BEGIN RECORDS TO PROCESS

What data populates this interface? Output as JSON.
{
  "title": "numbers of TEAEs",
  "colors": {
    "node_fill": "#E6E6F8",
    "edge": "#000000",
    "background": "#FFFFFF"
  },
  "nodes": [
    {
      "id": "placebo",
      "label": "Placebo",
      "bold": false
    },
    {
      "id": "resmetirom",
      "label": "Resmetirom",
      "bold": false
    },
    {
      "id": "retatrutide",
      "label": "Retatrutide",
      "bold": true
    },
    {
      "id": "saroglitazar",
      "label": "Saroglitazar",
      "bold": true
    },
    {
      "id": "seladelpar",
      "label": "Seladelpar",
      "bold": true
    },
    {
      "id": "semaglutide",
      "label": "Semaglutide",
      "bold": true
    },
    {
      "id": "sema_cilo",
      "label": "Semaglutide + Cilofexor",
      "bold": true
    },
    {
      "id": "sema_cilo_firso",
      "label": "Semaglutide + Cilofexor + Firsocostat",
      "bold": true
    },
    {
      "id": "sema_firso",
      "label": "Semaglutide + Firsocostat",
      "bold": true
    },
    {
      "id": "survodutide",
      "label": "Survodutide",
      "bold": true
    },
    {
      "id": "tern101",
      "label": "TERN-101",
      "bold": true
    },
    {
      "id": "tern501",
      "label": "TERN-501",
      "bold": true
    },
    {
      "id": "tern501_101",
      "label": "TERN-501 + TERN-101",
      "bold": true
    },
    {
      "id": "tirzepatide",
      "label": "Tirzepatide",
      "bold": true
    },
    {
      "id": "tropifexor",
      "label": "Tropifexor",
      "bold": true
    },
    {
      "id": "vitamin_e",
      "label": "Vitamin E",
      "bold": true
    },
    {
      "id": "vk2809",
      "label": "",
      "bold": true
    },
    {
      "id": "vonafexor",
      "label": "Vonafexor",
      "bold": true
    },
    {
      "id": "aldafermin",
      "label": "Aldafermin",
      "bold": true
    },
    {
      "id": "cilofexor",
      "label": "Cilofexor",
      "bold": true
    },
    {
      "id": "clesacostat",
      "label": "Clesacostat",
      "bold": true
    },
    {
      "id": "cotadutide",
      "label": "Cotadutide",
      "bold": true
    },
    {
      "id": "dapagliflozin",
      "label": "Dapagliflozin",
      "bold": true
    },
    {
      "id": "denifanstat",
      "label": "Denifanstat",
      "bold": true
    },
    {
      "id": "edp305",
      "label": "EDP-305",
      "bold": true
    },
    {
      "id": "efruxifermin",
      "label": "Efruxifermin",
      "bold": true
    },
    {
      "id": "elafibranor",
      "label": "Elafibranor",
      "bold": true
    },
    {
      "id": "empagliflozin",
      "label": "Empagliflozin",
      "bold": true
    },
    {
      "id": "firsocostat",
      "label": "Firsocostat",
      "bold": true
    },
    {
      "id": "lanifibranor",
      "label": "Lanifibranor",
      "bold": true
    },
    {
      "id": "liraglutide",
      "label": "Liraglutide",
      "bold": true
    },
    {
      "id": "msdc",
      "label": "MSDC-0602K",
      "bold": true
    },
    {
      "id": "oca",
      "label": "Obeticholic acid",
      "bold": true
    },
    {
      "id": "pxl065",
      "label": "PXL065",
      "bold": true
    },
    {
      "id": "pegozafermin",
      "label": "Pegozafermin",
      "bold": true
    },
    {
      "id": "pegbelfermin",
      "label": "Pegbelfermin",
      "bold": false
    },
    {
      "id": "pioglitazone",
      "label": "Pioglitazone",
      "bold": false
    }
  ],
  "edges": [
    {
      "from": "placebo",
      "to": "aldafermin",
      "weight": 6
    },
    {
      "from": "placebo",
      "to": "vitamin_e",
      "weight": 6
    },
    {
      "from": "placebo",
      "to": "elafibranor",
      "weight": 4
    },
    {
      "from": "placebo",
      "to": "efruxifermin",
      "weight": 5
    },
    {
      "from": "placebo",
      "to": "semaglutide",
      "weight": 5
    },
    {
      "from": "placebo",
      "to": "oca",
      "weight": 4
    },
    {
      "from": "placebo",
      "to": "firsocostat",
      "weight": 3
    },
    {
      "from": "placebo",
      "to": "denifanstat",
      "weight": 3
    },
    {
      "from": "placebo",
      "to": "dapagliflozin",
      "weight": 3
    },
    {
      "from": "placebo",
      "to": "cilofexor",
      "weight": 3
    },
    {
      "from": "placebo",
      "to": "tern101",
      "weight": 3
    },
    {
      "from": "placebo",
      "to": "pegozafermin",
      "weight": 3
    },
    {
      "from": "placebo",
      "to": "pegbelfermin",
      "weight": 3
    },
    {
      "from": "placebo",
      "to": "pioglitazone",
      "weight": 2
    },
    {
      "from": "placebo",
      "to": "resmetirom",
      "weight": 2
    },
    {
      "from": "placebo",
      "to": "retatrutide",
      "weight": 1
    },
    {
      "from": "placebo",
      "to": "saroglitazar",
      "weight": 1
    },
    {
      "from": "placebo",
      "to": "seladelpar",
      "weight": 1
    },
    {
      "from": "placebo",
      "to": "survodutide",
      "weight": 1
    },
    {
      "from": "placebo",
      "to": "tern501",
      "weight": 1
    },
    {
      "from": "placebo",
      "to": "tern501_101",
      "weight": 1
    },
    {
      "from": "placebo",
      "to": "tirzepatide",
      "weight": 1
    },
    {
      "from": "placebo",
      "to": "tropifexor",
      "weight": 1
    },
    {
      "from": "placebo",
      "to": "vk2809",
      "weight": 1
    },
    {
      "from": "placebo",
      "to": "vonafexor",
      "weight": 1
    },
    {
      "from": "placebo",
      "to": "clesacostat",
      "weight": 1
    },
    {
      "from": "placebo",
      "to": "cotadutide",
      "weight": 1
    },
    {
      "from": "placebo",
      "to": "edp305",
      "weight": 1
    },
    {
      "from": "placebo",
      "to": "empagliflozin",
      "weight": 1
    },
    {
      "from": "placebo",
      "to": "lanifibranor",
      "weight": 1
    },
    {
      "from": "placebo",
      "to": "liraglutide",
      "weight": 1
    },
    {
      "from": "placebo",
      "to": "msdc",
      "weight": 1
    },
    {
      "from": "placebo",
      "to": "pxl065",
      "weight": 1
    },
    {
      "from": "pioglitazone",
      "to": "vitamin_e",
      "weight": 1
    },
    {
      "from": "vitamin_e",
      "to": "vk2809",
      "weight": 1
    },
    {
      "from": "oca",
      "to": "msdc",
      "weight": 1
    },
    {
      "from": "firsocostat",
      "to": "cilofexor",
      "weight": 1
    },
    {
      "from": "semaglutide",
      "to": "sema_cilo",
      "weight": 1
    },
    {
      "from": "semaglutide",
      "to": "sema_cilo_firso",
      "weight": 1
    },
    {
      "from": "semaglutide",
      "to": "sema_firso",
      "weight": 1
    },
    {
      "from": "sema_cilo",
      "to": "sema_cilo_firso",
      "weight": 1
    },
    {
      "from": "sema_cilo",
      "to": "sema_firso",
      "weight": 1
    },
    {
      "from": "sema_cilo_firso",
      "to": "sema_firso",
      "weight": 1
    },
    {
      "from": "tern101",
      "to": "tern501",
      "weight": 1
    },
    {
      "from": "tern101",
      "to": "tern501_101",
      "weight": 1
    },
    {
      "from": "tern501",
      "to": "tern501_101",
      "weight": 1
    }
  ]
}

END RECORDS TO PROCESS

**WHAT TO WORK ON**
Write out every line of the material again, exactly as it reads.

**THE REPLY**
What data populates this interface? Output as JSON.
{
  "title": "numbers of TEAEs",
  "colors": {
    "node_fill": "#E6E6F8",
    "edge": "#000000",
    "background": "#FFFFFF"
  },
  "nodes": [
    {
      "id": "placebo",
      "label": "Placebo",
      "bold": false
    },
    {
      "id": "resmetirom",
      "label": "Resmetirom",
      "bold": false
    },
    {
      "id": "retatrutide",
      "label": "Retatrutide",
      "bold": true
    },
    {
      "id": "saroglitazar",
      "label": "Saroglitazar",
      "bold": true
    },
    {
      "id": "seladelpar",
      "label": "Seladelpar",
      "bold": true
    },
    {
      "id": "semaglutide",
      "label": "Semaglutide",
      "bold": true
    },
    {
      "id": "sema_cilo",
      "label": "Semaglutide + Cilofexor",
      "bold": true
    },
    {
      "id": "sema_cilo_firso",
      "label": "Semaglutide + Cilofexor + Firsocostat",
      "bold": true
    },
    {
      "id": "sema_firso",
      "label": "Semaglutide + Firsocostat",
      "bold": true
    },
    {
      "id": "survodutide",
      "label": "Survodutide",
      "bold": true
    },
    {
      "id": "tern101",
      "label": "TERN-101",
      "bold": true
    },
    {
      "id": "tern501",
      "label": "TERN-501",
      "bold": true
    },
    {
      "id": "tern501_101",
      "label": "TERN-501 + TERN-101",
      "bold": true
    },
    {
      "id": "tirzepatide",
      "label": "Tirzepatide",
      "bold": true
    },
    {
      "id": "tropifexor",
      "label": "Tropifexor",
      "bold": true
    },
    {
      "id": "vitamin_e",
      "label": "Vitamin E",
      "bold": true
    },
    {
      "id": "vk2809",
      "label": "",
      "bold": true
    },
    {
      "id": "vonafexor",
      "label": "Vonafexor",
      "bold": true
    },
    {
      "id": "aldafermin",
      "label": "Aldafermin",
      "bold": true
    },
    {
      "id": "cilofexor",
      "label": "Cilofexor",
      "bold": true
    },
    {
      "id": "clesacostat",
      "label": "Clesacostat",
      "bold": true
    },
    {
      "id": "cotadutide",
      "label": "Cotadutide",
      "bold": true
    },
    {
      "id": "dapagliflozin",
      "label": "Dapagliflozin",
      "bold": true
    },
    {
      "id": "denifanstat",
      "label": "Denifanstat",
      "bold": true
    },
    {
      "id": "edp305",
      "label": "EDP-305",
      "bold": true
    },
    {
      "id": "efruxifermin",
      "label": "Efruxifermin",
      "bold": true
    },
    {
      "id": "elafibranor",
      "label": "Elafibranor",
      "bold": true
    },
    {
      "id": "empagliflozin",
      "label": "Empagliflozin",
      "bold": true
    },
    {
      "id": "firsocostat",
      "label": "Firsocostat",
      "bold": true
    },
    {
      "id": "lanifibranor",
      "label": "Lanifibranor",
      "bold": true
    },
    {
      "id": "liraglutide",
      "label": "Liraglutide",
      "bold": true
    },
    {
      "id": "msdc",
      "label": "MSDC-0602K",
      "bold": true
    },
    {
      "id": "oca",
      "label": "Obeticholic acid",
      "bold": true
    },
    {
      "id": "pxl065",
      "label": "PXL065",
      "bold": true
    },
    {
      "id": "pegozafermin",
      "label": "Pegozafermin",
      "bold": true
    },
    {
      "id": "pegbelfermin",
      "label": "Pegbelfermin",
      "bold": false
    },
    {
      "id": "pioglitazone",
      "label": "Pioglitazone",
      "bold": false
    }
  ],
  "edges": [
    {
      "from": "placebo",
      "to": "aldafermin",
      "weight": 6
    },
    {
      "from": "placebo",
      "to": "vitamin_e",
      "weight": 6
    },
    {
      "from": "placebo",
      "to": "elafibranor",
      "weight": 4
    },
    {
      "from": "placebo",
      "to": "efruxifermin",
      "weight": 5
    },
    {
      "from": "placebo",
      "to": "semaglutide",
      "weight": 5
    },
    {
      "from": "placebo",
      "to": "oca",
      "weight": 4
    },
    {
      "from": "placebo",
      "to": "firsocostat",
      "weight": 3
    },
    {
      "from": "placebo",
      "to": "denifanstat",
      "weight": 3
    },
    {
      "from": "placebo",
      "to": "dapagliflozin",
      "weight": 3
    },
    {
      "from": "placebo",
      "to": "cilofexor",
      "weight": 3
    },
    {
      "from": "placebo",
      "to": "tern101",
      "weight": 3
    },
    {
      "from": "placebo",
      "to": "pegozafermin",
      "weight": 3
    },
    {
      "from": "placebo",
      "to": "pegbelfermin",
      "weight": 3
    },
    {
      "from": "placebo",
      "to": "pioglitazone",
      "weight": 2
    },
    {
      "from": "placebo",
      "to": "resmetirom",
      "weight": 2
    },
    {
      "from": "placebo",
      "to": "retatrutide",
      "weight": 1
    },
    {
      "from": "placebo",
      "to": "saroglitazar",
      "weight": 1
    },
    {
      "from": "placebo",
      "to": "seladelpar",
      "weight": 1
    },
    {
      "from": "placebo",
      "to": "survodutide",
      "weight": 1
    },
    {
      "from": "placebo",
      "to": "tern501",
      "weight": 1
    },
    {
      "from": "placebo",
      "to": "tern501_101",
      "weight": 1
    },
    {
      "from": "placebo",
      "to": "tirzepatide",
      "weight": 1
    },
    {
      "from": "placebo",
      "to": "tropifexor",
      "weight": 1
    },
    {
      "from": "placebo",
      "to": "vk2809",
      "weight": 1
    },
    {
      "from": "placebo",
      "to": "vonafexor",
      "weight": 1
    },
    {
      "from": "placebo",
      "to": "clesacostat",
      "weight": 1
    },
    {
      "from": "placebo",
      "to": "cotadutide",
      "weight": 1
    },
    {
      "from": "placebo",
      "to": "edp305",
      "weight": 1
    },
    {
      "from": "placebo",
      "to": "empagliflozin",
      "weight": 1
    },
    {
      "from": "placebo",
      "to": "lanifibranor",
      "weight": 1
    },
    {
      "from": "placebo",
      "to": "liraglutide",
      "weight": 1
    },
    {
      "from": "placebo",
      "to": "msdc",
      "weight": 1
    },
    {
      "from": "placebo",
      "to": "pxl065",
      "weight": 1
    },
    {
      "from": "pioglitazone",
      "to": "vitamin_e",
      "weight": 1
    },
    {
      "from": "vitamin_e",
      "to": "vk2809",
      "weight": 1
    },
    {
      "from": "oca",
      "to": "msdc",
      "weight": 1
    },
    {
      "from": "firsocostat",
      "to": "cilofexor",
      "weight": 1
    },
    {
      "from": "semaglutide",
      "to": "sema_cilo",
      "weight": 1
    },
    {
      "from": "semaglutide",
      "to": "sema_cilo_firso",
      "weight": 1
    },
    {
      "from": "semaglutide",
      "to": "sema_firso",
      "weight": 1
    },
    {
      "from": "sema_cilo",
      "to": "sema_cilo_firso",
      "weight": 1
    },
    {
      "from": "sema_cilo",
      "to": "sema_firso",
      "weight": 1
    },
    {
      "from": "sema_cilo_firso",
      "to": "sema_firso",
      "weight": 1
    },
    {
      "from": "tern101",
      "to": "tern501",
      "weight": 1
    },
    {
      "from": "tern101",
      "to": "tern501_101",
      "weight": 1
    },
    {
      "from": "tern501",
      "to": "tern501_101",
      "weight": 1
    }
  ]
}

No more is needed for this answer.